**Directions**.
Comb through the entries for "color" and pull out each line that holds it.

[Dataset rows about figures]
☆ ☆ ☆ ☆ ☆ ☆ ☆

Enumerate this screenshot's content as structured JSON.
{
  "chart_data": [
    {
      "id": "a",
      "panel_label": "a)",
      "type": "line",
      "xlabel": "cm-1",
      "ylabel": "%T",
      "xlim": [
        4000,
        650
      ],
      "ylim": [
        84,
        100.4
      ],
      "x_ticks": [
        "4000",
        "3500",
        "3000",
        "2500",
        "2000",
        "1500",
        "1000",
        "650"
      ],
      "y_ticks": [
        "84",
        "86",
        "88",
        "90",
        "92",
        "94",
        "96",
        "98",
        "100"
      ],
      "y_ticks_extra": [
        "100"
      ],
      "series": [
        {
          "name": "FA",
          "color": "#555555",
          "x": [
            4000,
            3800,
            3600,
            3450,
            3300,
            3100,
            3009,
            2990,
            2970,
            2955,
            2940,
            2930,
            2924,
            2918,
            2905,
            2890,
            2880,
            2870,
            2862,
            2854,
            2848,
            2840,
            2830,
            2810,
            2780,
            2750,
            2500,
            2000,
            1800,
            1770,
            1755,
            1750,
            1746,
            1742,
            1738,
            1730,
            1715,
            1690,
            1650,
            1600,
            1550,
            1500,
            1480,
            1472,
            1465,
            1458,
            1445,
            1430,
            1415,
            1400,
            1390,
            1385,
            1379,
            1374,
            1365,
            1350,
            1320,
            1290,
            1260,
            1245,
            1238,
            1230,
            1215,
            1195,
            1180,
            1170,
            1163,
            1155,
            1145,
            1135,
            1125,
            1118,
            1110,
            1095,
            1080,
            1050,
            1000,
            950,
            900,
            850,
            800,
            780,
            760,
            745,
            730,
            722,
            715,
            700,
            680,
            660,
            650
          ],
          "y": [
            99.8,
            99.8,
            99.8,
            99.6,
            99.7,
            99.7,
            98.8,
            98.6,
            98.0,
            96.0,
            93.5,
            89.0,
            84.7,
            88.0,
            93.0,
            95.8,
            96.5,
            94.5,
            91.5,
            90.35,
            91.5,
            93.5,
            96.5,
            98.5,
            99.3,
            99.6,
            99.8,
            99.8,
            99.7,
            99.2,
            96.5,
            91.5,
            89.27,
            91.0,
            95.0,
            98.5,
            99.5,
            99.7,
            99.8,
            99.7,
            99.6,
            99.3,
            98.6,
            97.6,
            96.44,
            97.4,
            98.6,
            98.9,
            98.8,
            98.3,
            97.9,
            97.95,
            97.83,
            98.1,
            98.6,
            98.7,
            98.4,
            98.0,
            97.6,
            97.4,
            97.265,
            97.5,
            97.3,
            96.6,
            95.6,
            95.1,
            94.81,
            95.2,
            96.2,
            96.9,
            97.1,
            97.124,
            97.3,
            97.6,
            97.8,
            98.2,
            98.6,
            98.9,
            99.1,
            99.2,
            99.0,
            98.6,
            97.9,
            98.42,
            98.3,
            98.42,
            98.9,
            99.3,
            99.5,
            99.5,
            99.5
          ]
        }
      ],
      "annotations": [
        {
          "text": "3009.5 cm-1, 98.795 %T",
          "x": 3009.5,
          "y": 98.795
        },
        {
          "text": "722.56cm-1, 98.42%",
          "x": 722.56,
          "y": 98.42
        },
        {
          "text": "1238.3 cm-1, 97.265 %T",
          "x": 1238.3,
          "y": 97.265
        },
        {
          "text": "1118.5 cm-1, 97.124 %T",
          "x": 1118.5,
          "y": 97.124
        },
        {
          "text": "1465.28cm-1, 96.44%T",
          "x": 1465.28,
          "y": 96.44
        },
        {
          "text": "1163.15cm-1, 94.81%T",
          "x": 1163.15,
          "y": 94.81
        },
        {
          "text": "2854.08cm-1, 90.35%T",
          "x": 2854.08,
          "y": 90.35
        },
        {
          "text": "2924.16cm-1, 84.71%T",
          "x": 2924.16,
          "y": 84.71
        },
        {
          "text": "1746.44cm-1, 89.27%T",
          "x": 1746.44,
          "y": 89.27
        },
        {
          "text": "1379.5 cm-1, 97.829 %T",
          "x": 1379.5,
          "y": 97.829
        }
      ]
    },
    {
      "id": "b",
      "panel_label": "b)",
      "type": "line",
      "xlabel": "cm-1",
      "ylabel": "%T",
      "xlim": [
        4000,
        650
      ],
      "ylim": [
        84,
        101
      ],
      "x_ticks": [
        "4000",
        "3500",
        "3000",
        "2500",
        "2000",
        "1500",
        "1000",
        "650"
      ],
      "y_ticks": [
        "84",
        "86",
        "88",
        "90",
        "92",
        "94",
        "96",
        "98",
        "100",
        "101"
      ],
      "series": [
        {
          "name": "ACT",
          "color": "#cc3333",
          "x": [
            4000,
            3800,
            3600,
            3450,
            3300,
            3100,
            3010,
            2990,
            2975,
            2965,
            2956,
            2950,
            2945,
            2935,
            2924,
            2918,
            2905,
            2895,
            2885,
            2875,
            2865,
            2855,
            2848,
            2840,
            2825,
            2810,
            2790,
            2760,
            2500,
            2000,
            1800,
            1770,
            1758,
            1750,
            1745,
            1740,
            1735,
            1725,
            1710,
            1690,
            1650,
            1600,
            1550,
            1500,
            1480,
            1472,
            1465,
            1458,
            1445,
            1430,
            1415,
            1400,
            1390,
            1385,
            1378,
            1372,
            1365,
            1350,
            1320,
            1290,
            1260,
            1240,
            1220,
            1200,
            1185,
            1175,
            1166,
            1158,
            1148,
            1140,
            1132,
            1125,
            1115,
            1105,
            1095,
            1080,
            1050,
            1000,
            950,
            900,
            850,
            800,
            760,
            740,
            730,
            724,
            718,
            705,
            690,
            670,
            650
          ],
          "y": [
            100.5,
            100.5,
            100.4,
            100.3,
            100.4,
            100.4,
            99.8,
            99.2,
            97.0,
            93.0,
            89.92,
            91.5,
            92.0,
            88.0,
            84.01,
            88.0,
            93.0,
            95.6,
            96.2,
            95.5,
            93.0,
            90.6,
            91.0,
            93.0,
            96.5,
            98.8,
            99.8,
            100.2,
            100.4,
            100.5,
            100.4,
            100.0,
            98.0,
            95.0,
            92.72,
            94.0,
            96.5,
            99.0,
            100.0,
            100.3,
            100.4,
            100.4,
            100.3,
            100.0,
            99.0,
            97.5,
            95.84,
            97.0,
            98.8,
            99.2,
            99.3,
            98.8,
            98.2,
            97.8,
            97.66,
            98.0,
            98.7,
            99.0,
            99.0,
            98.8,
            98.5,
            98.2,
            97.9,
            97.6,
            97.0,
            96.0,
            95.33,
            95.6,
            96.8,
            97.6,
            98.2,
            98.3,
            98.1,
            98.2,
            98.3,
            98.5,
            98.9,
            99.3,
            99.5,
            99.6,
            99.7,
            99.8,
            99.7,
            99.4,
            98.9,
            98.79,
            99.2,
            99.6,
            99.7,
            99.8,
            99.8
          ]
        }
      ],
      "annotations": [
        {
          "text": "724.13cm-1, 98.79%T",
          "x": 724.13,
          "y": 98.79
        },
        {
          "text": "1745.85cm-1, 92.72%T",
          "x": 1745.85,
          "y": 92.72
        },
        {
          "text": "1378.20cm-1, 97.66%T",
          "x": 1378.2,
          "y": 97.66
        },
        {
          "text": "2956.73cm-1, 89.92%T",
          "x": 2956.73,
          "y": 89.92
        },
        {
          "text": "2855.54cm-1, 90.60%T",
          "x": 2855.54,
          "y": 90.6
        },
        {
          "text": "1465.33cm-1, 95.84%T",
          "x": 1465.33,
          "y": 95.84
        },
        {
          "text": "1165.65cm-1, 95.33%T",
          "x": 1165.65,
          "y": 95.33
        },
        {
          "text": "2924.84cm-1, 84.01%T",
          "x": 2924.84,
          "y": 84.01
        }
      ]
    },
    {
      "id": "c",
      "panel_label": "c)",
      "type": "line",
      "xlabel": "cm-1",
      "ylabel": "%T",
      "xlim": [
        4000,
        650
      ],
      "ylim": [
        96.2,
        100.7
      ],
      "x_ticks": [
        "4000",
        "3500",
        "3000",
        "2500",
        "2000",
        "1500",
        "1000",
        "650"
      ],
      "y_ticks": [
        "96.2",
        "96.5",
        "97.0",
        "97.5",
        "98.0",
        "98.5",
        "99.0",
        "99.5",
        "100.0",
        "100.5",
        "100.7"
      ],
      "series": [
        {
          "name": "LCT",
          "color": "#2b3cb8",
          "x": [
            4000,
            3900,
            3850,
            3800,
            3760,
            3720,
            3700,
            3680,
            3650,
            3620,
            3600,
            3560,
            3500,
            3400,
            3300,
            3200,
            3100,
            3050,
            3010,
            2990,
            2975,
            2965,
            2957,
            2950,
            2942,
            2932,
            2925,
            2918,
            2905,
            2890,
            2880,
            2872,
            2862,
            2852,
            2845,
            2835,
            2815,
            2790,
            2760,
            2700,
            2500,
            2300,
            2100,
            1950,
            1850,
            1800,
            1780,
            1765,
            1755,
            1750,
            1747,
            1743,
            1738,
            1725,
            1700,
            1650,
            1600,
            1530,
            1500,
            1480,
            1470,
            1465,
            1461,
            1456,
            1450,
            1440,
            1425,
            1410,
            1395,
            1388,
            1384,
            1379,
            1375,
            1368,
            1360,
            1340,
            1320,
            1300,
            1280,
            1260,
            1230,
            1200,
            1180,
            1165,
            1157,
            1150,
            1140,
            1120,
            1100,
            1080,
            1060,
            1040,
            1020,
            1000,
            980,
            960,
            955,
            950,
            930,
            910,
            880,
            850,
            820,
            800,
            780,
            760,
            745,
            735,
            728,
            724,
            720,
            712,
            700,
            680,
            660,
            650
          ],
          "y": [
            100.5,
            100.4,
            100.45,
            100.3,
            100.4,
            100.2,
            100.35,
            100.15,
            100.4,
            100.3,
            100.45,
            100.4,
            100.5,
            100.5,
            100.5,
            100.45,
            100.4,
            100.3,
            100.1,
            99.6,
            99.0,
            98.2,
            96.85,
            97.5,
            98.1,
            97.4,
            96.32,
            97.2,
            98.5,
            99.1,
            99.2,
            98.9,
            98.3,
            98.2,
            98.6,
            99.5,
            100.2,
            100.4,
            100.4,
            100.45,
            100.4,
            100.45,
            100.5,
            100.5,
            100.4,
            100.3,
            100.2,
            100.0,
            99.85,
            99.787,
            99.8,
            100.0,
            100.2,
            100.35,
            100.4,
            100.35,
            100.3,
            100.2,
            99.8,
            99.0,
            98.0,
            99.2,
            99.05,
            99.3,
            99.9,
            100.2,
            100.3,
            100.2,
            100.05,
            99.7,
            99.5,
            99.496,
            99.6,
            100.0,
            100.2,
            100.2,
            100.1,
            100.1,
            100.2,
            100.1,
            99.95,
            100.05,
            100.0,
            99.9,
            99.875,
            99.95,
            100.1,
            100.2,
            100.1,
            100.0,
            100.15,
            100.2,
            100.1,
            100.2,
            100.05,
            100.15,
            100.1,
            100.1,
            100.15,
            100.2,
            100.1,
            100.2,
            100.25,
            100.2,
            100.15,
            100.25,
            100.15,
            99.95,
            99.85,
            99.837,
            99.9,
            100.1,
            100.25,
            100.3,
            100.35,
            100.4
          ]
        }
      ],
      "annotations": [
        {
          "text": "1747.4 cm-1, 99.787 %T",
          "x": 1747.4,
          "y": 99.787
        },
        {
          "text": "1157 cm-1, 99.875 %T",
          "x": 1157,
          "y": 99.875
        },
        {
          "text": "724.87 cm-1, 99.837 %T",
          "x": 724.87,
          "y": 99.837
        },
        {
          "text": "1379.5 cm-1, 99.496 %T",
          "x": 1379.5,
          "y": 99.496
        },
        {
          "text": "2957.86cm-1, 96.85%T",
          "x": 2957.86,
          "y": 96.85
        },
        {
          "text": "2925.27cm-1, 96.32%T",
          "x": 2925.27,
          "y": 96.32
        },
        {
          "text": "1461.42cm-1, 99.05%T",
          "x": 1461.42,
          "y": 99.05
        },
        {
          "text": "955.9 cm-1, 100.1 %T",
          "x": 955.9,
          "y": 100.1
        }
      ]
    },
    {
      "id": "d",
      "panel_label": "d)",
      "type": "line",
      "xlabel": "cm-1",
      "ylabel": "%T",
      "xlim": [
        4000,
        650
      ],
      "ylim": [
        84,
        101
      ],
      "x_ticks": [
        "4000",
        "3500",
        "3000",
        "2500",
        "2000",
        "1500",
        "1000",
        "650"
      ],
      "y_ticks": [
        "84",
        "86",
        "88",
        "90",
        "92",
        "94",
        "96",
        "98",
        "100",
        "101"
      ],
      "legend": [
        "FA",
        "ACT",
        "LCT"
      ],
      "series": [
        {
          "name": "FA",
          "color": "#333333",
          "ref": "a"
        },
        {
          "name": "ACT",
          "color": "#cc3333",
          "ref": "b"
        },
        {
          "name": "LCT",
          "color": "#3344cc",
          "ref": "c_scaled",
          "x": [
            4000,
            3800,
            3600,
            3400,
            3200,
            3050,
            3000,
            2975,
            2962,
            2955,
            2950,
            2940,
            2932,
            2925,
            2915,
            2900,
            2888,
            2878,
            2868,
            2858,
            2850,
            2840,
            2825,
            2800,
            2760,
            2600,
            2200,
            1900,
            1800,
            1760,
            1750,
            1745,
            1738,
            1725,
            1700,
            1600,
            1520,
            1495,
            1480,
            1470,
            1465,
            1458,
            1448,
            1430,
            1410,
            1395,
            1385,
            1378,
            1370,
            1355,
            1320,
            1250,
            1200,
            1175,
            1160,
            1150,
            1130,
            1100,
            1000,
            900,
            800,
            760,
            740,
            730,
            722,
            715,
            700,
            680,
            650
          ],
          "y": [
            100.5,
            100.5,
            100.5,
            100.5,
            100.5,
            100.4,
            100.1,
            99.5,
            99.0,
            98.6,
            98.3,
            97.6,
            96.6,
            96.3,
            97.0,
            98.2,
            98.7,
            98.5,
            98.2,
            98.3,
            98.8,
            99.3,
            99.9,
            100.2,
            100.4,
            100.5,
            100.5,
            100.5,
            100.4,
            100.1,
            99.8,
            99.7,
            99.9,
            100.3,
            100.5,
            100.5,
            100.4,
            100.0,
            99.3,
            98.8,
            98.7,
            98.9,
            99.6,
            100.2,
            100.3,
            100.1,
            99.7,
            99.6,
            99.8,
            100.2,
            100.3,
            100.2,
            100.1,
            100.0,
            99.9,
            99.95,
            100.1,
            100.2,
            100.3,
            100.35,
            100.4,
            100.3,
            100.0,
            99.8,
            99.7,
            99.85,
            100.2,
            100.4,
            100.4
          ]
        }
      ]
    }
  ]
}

☆ ☆ ☆ ☆ ☆ ☆ ☆

**Result of the exercise**.
          "color": "#555555",
          "color": "#cc3333",
          "color": "#2b3cb8",
          "color": "#333333",
          "color": "#cc3333",
          "color": "#3344cc",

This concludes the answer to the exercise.